> DATA
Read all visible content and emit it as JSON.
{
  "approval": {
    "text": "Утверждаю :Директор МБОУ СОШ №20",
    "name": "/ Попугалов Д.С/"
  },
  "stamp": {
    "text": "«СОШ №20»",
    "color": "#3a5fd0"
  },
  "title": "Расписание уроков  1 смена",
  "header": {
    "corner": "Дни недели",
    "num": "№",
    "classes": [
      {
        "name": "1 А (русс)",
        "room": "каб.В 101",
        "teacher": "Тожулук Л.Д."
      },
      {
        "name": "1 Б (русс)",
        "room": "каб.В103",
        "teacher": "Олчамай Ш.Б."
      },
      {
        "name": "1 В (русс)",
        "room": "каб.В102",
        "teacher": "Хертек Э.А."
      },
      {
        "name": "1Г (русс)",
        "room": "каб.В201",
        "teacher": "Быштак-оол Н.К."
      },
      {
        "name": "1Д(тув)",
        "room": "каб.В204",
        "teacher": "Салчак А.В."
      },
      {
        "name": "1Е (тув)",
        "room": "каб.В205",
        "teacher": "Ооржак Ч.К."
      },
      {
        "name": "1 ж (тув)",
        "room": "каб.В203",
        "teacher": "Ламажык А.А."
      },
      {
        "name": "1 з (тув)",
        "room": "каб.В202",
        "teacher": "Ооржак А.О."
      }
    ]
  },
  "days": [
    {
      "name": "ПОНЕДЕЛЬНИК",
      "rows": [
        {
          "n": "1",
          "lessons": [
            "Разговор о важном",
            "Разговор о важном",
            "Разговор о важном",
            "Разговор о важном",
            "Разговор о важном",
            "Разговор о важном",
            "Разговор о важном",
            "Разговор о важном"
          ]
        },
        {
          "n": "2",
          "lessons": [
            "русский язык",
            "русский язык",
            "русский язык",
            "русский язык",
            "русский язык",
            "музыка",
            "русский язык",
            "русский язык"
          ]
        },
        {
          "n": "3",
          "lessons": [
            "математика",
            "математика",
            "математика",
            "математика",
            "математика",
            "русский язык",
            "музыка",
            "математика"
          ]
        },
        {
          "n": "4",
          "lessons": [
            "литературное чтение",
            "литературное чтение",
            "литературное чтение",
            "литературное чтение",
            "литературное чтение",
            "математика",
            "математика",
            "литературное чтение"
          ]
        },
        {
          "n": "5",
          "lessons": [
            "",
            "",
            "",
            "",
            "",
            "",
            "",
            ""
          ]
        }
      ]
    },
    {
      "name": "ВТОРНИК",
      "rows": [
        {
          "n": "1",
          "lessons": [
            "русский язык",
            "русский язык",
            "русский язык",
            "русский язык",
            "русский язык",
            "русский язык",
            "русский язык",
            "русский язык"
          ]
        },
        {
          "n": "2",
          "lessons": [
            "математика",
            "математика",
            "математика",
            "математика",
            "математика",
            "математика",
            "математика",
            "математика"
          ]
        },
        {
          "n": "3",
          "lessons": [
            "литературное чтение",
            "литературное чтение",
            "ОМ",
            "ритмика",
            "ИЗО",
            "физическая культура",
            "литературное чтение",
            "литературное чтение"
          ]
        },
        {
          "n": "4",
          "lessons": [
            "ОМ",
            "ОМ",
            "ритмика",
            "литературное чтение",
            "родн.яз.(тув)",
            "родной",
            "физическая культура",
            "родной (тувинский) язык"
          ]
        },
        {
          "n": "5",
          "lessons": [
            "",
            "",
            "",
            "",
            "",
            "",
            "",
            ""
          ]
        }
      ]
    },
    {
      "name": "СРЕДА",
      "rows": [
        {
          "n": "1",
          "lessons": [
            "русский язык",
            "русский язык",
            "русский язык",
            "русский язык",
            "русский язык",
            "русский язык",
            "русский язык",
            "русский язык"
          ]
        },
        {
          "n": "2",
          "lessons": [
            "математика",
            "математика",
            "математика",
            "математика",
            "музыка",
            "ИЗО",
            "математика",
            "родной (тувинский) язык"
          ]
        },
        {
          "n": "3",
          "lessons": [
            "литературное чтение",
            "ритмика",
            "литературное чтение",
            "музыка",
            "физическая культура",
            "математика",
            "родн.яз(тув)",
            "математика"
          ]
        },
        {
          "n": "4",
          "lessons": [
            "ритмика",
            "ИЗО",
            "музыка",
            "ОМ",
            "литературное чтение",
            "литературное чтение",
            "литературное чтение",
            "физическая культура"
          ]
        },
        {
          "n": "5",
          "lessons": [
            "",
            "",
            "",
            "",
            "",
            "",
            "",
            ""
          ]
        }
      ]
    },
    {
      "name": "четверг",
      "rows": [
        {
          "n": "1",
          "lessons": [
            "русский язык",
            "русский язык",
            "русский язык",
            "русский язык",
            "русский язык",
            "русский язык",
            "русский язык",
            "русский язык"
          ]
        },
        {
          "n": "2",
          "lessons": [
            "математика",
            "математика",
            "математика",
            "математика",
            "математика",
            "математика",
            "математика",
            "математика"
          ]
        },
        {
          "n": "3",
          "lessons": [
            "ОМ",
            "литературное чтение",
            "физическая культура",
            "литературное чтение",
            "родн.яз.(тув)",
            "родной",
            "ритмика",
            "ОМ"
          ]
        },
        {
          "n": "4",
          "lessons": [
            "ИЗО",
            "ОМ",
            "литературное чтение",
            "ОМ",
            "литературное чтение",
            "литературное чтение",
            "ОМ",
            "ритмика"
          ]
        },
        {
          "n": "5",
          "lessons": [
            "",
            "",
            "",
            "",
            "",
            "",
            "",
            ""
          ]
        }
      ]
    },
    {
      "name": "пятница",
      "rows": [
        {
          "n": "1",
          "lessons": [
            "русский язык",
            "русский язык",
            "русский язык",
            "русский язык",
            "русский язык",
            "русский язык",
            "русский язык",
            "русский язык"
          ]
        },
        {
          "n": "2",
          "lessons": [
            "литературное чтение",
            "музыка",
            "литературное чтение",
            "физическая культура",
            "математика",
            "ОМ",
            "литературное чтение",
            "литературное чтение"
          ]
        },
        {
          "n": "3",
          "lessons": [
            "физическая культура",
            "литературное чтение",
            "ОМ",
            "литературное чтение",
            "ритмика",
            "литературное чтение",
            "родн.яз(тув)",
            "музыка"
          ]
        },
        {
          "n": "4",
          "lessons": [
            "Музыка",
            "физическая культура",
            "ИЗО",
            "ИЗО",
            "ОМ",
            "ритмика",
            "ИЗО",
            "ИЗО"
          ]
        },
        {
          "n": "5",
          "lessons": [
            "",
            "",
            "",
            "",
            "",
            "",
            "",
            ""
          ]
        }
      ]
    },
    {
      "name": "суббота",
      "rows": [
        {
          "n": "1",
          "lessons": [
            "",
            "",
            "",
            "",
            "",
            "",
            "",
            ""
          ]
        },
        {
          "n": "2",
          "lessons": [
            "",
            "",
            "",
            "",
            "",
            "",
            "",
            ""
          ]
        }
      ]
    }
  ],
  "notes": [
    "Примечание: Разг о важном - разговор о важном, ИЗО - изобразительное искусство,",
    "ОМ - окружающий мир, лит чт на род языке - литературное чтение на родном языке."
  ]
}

==

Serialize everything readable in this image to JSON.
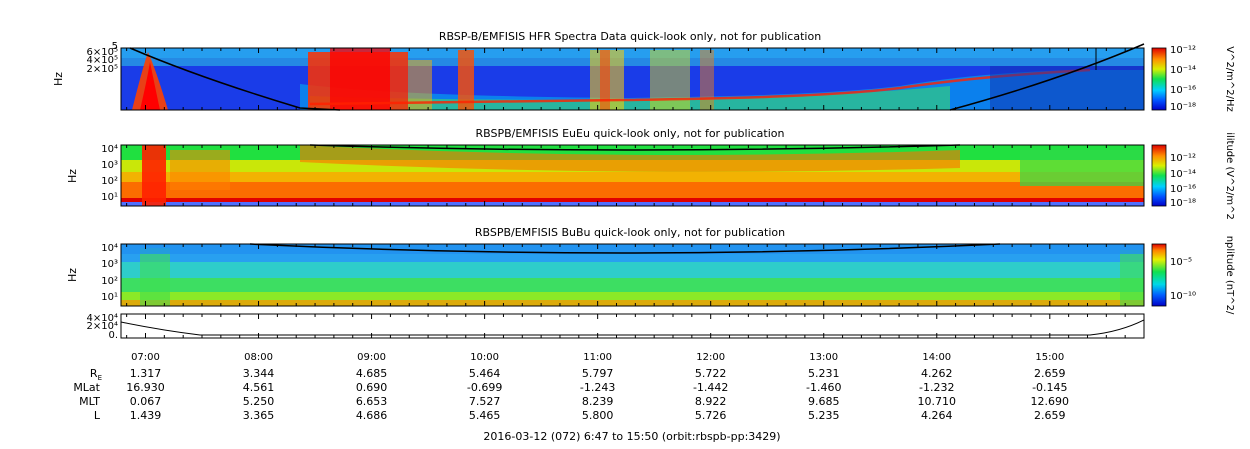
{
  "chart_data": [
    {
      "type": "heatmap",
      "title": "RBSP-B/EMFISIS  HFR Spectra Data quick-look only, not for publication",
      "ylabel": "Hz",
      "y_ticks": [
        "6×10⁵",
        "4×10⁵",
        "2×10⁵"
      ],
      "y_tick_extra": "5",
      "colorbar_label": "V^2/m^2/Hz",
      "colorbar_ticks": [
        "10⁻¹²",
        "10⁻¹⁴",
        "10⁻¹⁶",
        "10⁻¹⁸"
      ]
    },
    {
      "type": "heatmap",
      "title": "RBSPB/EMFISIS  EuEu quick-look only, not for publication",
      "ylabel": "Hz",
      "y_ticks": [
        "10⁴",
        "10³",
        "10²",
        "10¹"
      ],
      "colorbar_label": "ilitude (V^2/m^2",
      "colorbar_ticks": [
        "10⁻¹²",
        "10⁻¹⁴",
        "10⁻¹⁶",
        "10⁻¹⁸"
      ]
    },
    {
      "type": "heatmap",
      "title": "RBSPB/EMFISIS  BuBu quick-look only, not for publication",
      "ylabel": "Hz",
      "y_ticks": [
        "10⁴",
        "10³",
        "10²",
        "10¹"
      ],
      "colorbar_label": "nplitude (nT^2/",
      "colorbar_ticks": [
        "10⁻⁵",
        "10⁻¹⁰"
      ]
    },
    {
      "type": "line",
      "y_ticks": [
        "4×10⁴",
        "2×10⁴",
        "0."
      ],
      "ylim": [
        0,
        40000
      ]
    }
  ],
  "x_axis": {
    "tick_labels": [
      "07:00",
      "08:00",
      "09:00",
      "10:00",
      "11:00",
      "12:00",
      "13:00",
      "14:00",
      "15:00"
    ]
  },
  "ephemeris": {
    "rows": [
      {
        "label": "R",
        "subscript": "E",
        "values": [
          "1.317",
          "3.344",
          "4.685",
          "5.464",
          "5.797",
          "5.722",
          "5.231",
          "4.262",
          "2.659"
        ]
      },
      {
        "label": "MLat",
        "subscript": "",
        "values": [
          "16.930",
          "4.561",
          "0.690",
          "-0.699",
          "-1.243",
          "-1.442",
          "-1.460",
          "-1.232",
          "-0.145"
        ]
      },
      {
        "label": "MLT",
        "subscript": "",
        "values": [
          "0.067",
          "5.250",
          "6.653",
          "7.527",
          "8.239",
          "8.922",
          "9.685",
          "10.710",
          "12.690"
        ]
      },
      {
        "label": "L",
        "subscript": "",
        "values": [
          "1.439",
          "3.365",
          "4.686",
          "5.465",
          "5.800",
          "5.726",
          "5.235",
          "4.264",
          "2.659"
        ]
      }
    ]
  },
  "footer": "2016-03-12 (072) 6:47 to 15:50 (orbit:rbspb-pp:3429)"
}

--

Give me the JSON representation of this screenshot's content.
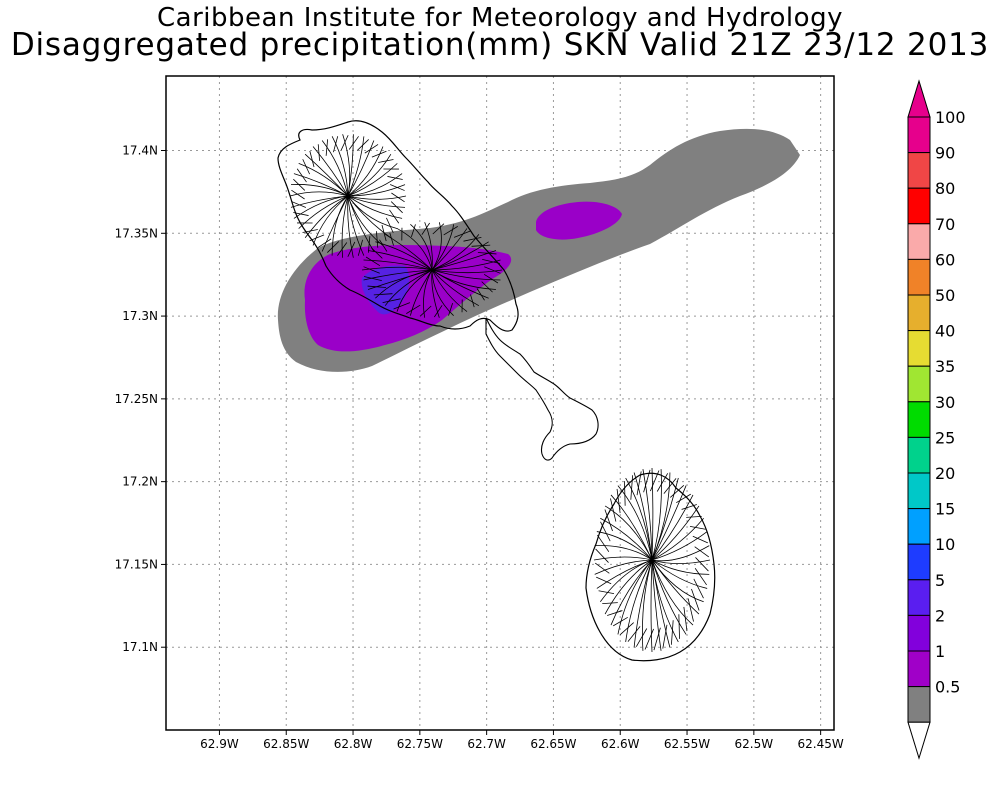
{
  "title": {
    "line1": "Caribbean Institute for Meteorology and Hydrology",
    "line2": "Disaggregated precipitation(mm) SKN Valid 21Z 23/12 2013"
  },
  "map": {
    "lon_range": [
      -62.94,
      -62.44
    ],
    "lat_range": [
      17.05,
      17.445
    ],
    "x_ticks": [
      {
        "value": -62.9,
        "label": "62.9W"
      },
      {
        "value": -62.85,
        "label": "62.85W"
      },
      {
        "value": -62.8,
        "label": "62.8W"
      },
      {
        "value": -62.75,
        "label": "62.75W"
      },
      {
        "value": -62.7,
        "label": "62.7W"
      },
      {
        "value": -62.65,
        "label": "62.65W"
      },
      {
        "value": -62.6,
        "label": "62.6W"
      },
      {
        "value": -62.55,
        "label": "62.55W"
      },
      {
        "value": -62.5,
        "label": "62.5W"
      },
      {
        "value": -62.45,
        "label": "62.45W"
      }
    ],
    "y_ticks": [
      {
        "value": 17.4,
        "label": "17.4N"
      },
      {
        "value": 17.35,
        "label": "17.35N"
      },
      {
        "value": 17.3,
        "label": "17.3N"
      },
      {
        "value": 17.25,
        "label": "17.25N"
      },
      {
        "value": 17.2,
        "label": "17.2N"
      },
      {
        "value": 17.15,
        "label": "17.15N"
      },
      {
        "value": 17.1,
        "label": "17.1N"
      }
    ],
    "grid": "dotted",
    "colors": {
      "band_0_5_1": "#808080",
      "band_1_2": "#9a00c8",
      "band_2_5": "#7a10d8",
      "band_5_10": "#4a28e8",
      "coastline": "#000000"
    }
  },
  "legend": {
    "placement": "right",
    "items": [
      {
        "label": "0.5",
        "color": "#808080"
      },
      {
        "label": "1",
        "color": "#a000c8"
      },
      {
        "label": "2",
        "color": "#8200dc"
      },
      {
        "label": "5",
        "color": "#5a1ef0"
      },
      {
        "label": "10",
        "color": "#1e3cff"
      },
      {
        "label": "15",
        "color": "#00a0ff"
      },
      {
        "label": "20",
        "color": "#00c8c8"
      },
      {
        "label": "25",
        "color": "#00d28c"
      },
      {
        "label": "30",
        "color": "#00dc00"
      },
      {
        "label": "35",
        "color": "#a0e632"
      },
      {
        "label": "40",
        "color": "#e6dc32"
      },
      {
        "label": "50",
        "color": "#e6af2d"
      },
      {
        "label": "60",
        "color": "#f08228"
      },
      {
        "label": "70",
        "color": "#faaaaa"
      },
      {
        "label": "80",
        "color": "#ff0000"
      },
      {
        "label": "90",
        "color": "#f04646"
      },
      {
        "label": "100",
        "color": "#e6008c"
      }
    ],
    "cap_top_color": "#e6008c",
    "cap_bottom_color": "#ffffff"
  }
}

> WRITTEN TASK
Give the number of lines in the entries above that include the string "text". No other output is expected.

> RESULT FOR THIS TASK
2